- RECORD EXCERPTS -
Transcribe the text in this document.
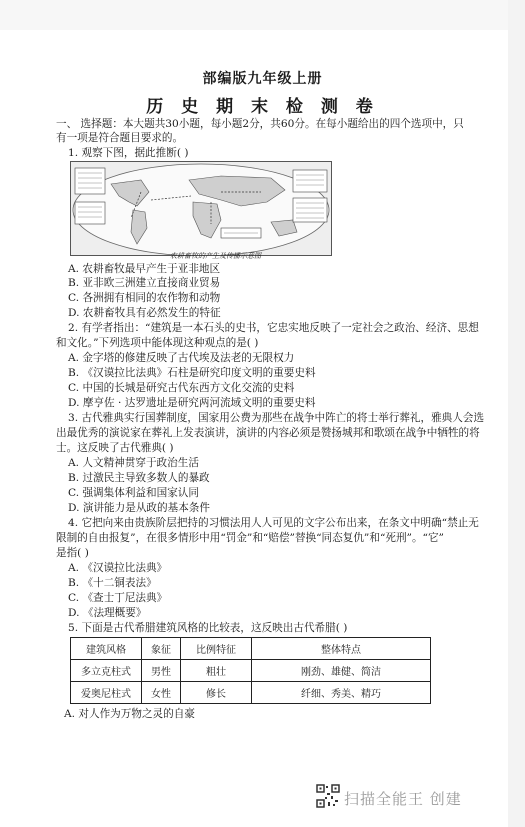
部编版九年级上册
历 史 期 末 检 测 卷
一、 选择题：本大题共30小题，每小题2分，共60分。在每小题给出的四个选项中，只
有一项是符合题目要求的。
1. 观察下图，据此推断( )
农耕畜牧的产生及传播示意图
A. 农耕畜牧最早产生于亚非地区
B. 亚非欧三洲建立直接商业贸易
C. 各洲拥有相同的农作物和动物
D. 农耕畜牧具有必然发生的特征
2. 有学者指出：“建筑是一本石头的史书，它忠实地反映了一定社会之政治、经济、思想
和文化。”下列选项中能体现这种观点的是( )
A. 金字塔的修建反映了古代埃及法老的无限权力
B. 《汉谟拉比法典》石柱是研究印度文明的重要史料
C. 中国的长城是研究古代东西方文化交流的史料
D. 摩亨佐 · 达罗遗址是研究两河流域文明的重要史料
3. 古代雅典实行国葬制度，国家用公费为那些在战争中阵亡的将士举行葬礼，雅典人会选
出最优秀的演说家在葬礼上发表演讲，演讲的内容必须是赞扬城邦和歌颂在战争中牺牲的将
士。这反映了古代雅典( )
A. 人文精神贯穿于政治生活
B. 过激民主导致多数人的暴政
C. 强调集体利益和国家认同
D. 演讲能力是从政的基本条件
4. 它把向来由贵族阶层把持的习惯法用人人可见的文字公布出来，在条文中明确“禁止无
限制的自由报复”，在很多情形中用“罚金”和“赔偿”替换“同态复仇”和“死刑”。“它”
是指( )
A. 《汉谟拉比法典》
B. 《十二铜表法》
C. 《查士丁尼法典》
D. 《法理概要》
5. 下面是古代希腊建筑风格的比较表，这反映出古代希腊( )
建筑风格	象征	比例特征	整体特点
多立克柱式	男性	粗壮	刚劲、雄健、简洁
爱奥尼柱式	女性	修长	纤细、秀美、精巧
A. 对人作为万物之灵的自豪
扫描全能王 创建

- STATED TASK -
Every record above must be given again exactly; drop the pictures.

- THE RESULT -
Transcribe the text in this document.
部编版九年级上册
历 史 期 末 检 测 卷
一、 选择题：本大题共30小题，每小题2分，共60分。在每小题给出的四个选项中，只
有一项是符合题目要求的。
1. 观察下图，据此推断( )
农耕畜牧的产生及传播示意图
A. 农耕畜牧最早产生于亚非地区
B. 亚非欧三洲建立直接商业贸易
C. 各洲拥有相同的农作物和动物
D. 农耕畜牧具有必然发生的特征
2. 有学者指出：“建筑是一本石头的史书，它忠实地反映了一定社会之政治、经济、思想
和文化。”下列选项中能体现这种观点的是( )
A. 金字塔的修建反映了古代埃及法老的无限权力
B. 《汉谟拉比法典》石柱是研究印度文明的重要史料
C. 中国的长城是研究古代东西方文化交流的史料
D. 摩亨佐 · 达罗遗址是研究两河流域文明的重要史料
3. 古代雅典实行国葬制度，国家用公费为那些在战争中阵亡的将士举行葬礼，雅典人会选
出最优秀的演说家在葬礼上发表演讲，演讲的内容必须是赞扬城邦和歌颂在战争中牺牲的将
士。这反映了古代雅典( )
A. 人文精神贯穿于政治生活
B. 过激民主导致多数人的暴政
C. 强调集体利益和国家认同
D. 演讲能力是从政的基本条件
4. 它把向来由贵族阶层把持的习惯法用人人可见的文字公布出来，在条文中明确“禁止无
限制的自由报复”，在很多情形中用“罚金”和“赔偿”替换“同态复仇”和“死刑”。“它”
是指( )
A. 《汉谟拉比法典》
B. 《十二铜表法》
C. 《查士丁尼法典》
D. 《法理概要》
5. 下面是古代希腊建筑风格的比较表，这反映出古代希腊( )
建筑风格	象征	比例特征	整体特点
多立克柱式	男性	粗壮	刚劲、雄健、简洁
爱奥尼柱式	女性	修长	纤细、秀美、精巧
A. 对人作为万物之灵的自豪
扫描全能王 创建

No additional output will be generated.